Your objective
Check every line below for the string "stress", and copy the lines that contain it.
* * * * *
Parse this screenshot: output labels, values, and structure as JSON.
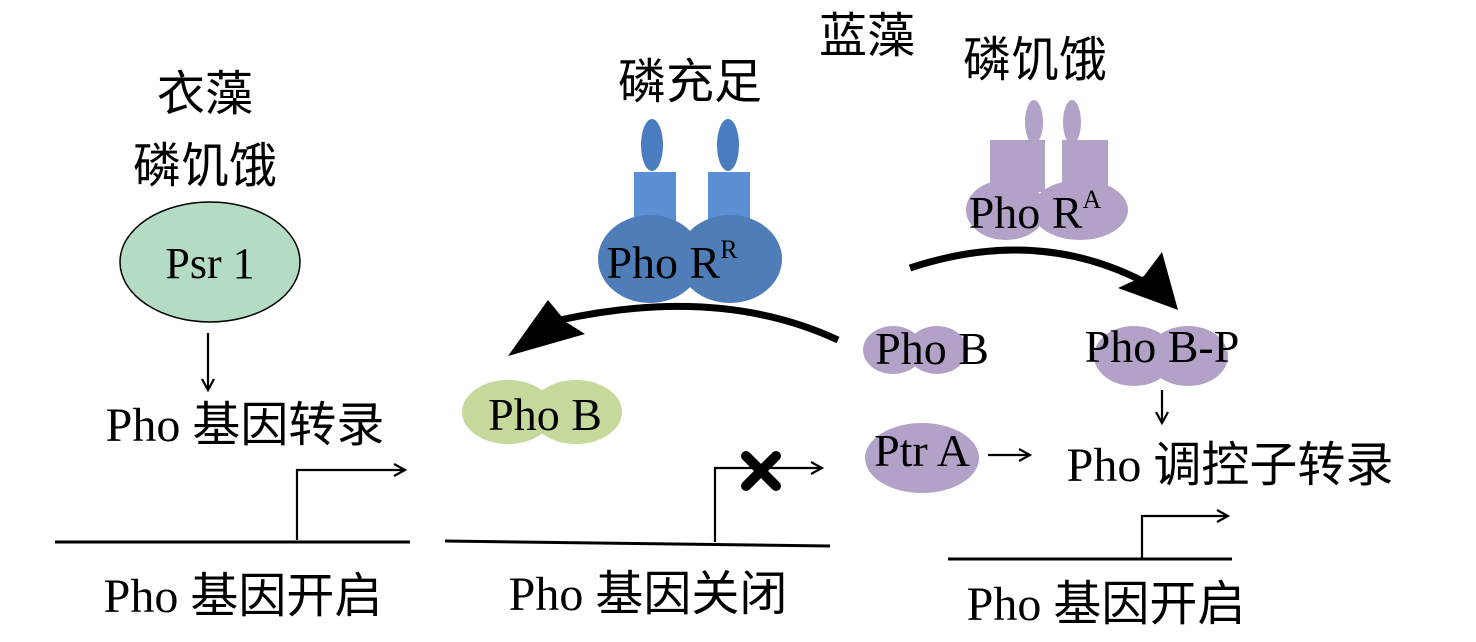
{
  "colors": {
    "psr1_fill": "#b3dcc3",
    "phoR_R_body": "#4e7db8",
    "phoR_R_mid": "#5b8fd4",
    "phoR_R_light": "#4a7cc0",
    "pho_lavender": "#b3a2c7",
    "phoB_green": "#c5d99c",
    "ink": "#000000"
  },
  "icons": [
    "cross-icon",
    "promoter-arrow-icon"
  ],
  "left_panel": {
    "organism": "衣藻",
    "condition": "磷饥饿",
    "protein": "Psr 1",
    "transcription": "Pho 基因转录",
    "gene_state": "Pho 基因开启"
  },
  "middle_panel": {
    "condition": "磷充足",
    "receptor": "Pho R",
    "receptor_sup": "R",
    "bound_protein": "Pho B",
    "gene_state": "Pho 基因关闭"
  },
  "right_panel": {
    "organism": "蓝藻",
    "condition": "磷饥饿",
    "receptor": "Pho R",
    "receptor_sup": "A",
    "phoB": "Pho B",
    "phoB_P": "Pho B-P",
    "ptrA": "Ptr A",
    "regulator": "Pho 调控子转录",
    "gene_state": "Pho 基因开启"
  }
}
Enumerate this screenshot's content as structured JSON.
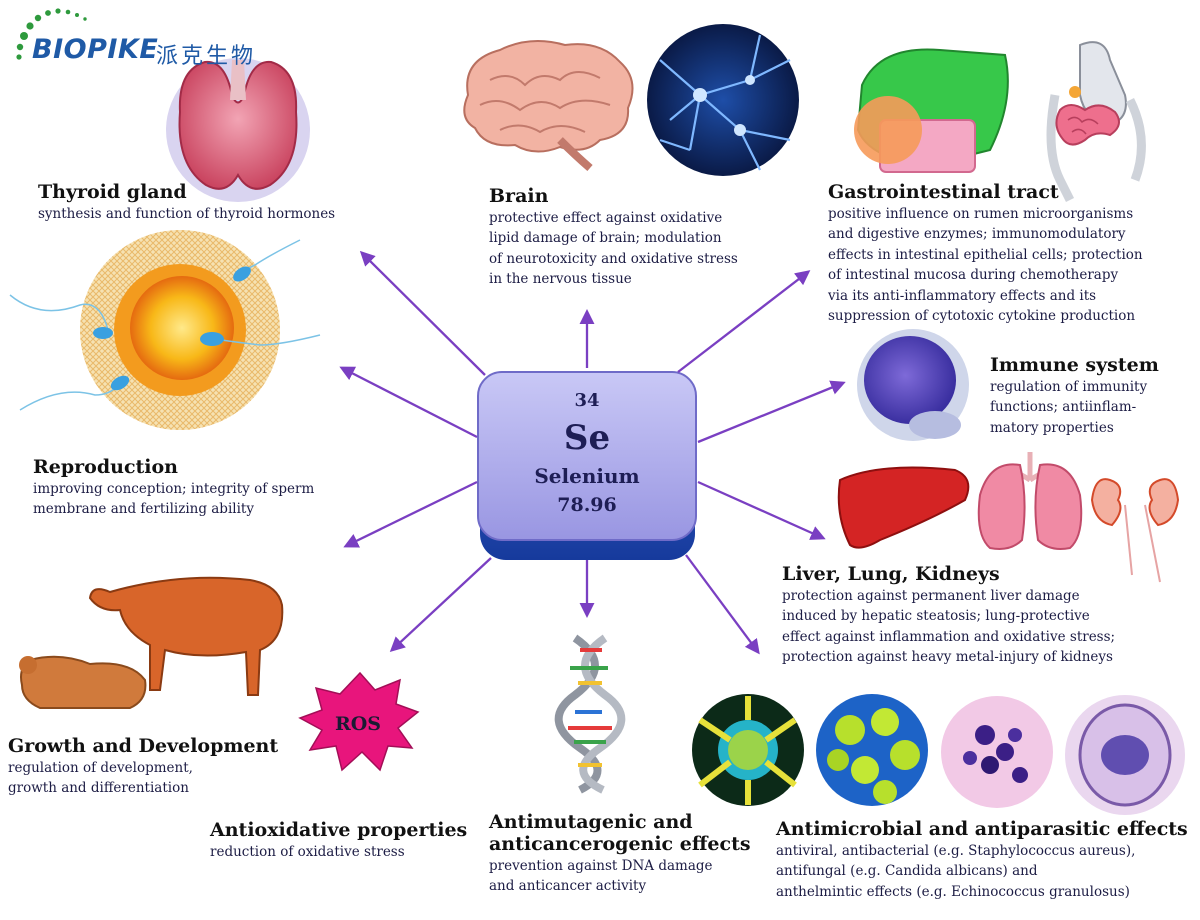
{
  "logo": {
    "brand": "BIOPIKE",
    "cn": "派克生物"
  },
  "element": {
    "number": "34",
    "symbol": "Se",
    "name": "Selenium",
    "mass": "78.96"
  },
  "ros_label": "ROS",
  "items": {
    "thyroid": {
      "title": "Thyroid gland",
      "lines": [
        "synthesis and function of thyroid hormones"
      ]
    },
    "brain": {
      "title": "Brain",
      "lines": [
        "protective effect against oxidative",
        "lipid damage of brain; modulation",
        "of neurotoxicity and oxidative stress",
        "in the nervous tissue"
      ]
    },
    "gi": {
      "title": "Gastrointestinal tract",
      "lines": [
        "positive influence on rumen microorganisms",
        "and digestive enzymes; immunomodulatory",
        "effects in intestinal epithelial cells; protection",
        "of intestinal mucosa during chemotherapy",
        "via its anti-inflammatory effects and its",
        "suppression of cytotoxic cytokine production"
      ]
    },
    "immune": {
      "title": "Immune system",
      "lines": [
        "regulation of immunity",
        "functions; antiinflam-",
        "matory properties"
      ]
    },
    "reproduction": {
      "title": "Reproduction",
      "lines": [
        "improving  conception; integrity of sperm",
        "membrane and fertilizing ability"
      ]
    },
    "liver": {
      "title": "Liver, Lung, Kidneys",
      "lines": [
        "protection against permanent liver damage",
        "induced by hepatic steatosis; lung-protective",
        "effect against inflammation and oxidative stress;",
        "protection against heavy metal-injury of kidneys"
      ]
    },
    "growth": {
      "title": "Growth and Development",
      "lines": [
        "regulation of development,",
        "growth and differentiation"
      ]
    },
    "antioxidative": {
      "title": "Antioxidative properties",
      "lines": [
        "reduction of oxidative stress"
      ]
    },
    "antimutagenic": {
      "title_lines": [
        "Antimutagenic and",
        "anticancerogenic effects"
      ],
      "lines": [
        "prevention against DNA damage",
        "and anticancer activity"
      ]
    },
    "antimicrobial": {
      "title": "Antimicrobial and antiparasitic effects",
      "lines": [
        "antiviral, antibacterial (e.g. Staphylococcus aureus),",
        "antifungal (e.g. Candida albicans) and",
        "anthelmintic effects (e.g. Echinococcus granulosus)"
      ]
    }
  },
  "colors": {
    "arrow": "#7a3fc2",
    "tile_front": "#a9a7ec",
    "tile_back": "#2a4fb8",
    "logo": "#1f5aa6",
    "ros": "#e8157c"
  }
}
* * * * *
Solution to this exercise
        "of neurotoxicity and oxidative stress",
        "effect against inflammation and oxidative stress;",
        "reduction of oxidative stress"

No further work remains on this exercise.